--- start ---

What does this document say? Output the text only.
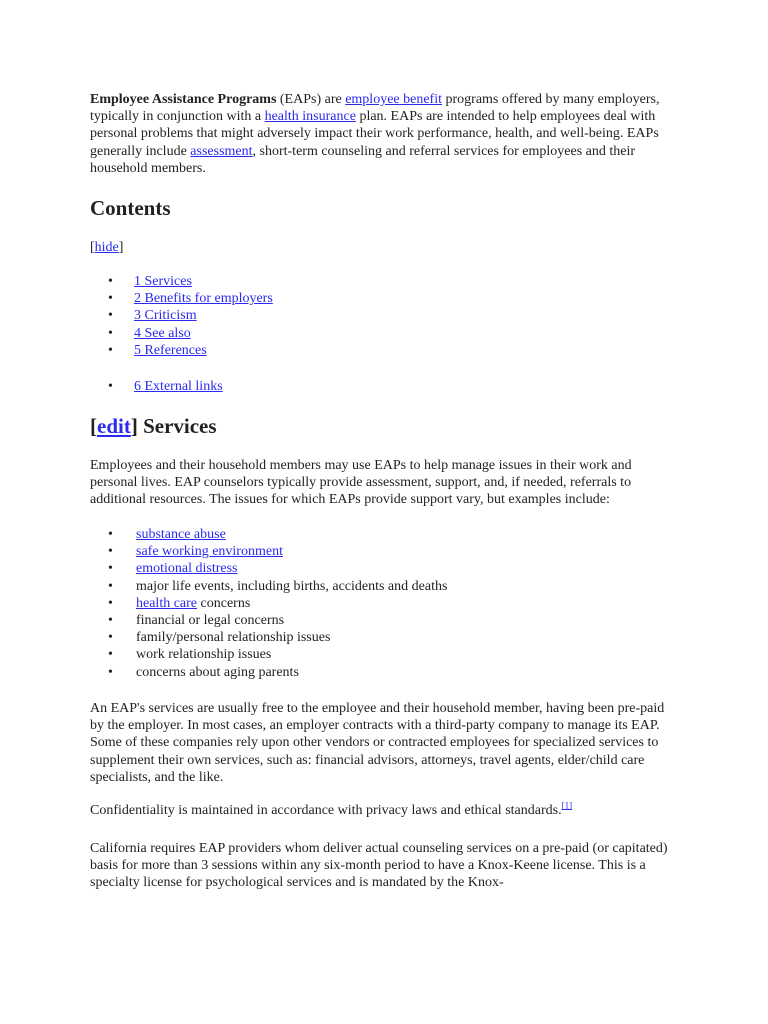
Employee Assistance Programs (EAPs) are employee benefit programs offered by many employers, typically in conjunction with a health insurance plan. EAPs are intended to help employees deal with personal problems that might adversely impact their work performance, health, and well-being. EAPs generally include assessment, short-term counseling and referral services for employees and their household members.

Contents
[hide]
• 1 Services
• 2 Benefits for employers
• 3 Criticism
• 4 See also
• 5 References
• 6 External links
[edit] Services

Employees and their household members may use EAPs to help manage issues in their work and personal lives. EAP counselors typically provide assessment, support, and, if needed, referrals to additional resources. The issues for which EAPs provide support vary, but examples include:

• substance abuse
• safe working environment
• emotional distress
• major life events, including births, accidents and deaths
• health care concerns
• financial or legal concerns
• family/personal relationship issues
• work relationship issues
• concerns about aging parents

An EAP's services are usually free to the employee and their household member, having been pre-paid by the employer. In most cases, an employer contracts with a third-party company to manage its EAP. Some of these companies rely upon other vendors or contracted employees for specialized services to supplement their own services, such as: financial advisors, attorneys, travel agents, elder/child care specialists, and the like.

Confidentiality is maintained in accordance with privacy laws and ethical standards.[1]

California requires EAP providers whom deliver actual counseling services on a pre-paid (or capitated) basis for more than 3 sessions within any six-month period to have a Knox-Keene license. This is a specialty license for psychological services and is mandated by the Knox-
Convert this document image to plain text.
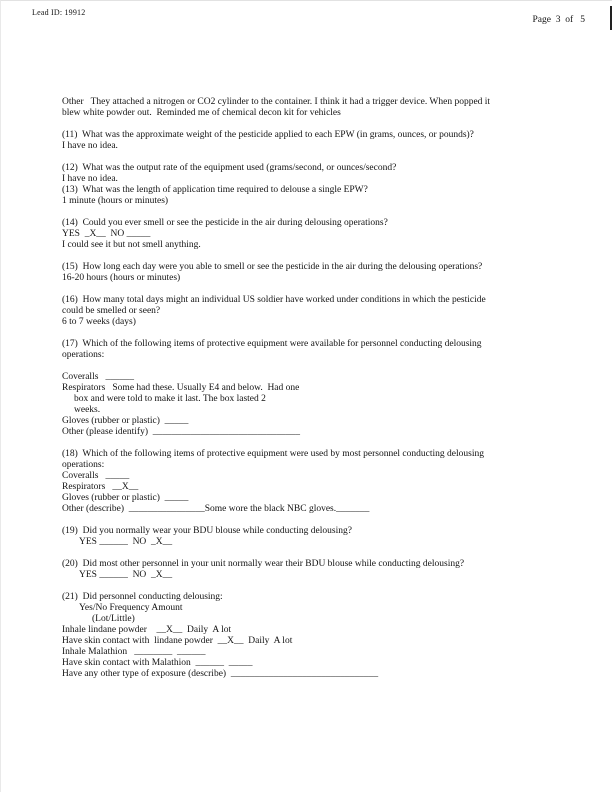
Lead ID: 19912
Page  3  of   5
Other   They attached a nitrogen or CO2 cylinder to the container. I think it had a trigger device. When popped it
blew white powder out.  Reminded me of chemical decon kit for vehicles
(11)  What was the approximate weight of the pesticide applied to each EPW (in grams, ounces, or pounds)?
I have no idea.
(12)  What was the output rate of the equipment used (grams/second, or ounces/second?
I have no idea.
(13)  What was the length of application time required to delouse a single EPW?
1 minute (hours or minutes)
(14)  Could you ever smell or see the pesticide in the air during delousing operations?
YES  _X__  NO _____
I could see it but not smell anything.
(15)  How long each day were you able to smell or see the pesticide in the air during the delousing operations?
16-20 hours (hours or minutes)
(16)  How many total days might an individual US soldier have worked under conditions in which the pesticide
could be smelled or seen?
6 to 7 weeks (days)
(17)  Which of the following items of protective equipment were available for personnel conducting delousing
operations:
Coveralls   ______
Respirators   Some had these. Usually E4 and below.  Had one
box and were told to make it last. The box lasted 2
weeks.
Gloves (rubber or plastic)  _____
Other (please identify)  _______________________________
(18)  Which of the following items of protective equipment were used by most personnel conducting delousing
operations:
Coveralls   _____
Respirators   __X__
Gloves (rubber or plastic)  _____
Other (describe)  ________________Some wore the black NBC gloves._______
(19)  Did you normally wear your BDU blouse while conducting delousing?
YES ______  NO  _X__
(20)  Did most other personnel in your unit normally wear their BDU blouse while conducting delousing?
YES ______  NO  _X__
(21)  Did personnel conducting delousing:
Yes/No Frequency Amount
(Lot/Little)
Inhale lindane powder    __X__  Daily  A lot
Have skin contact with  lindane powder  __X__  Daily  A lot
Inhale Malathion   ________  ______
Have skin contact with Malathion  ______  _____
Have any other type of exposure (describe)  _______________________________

--- end ---

What to work on:
Copy each line containing the word "skin" from the data.

Written solution:
Have skin contact with  lindane powder  __X__  Daily  A lot
Have skin contact with Malathion  ______  _____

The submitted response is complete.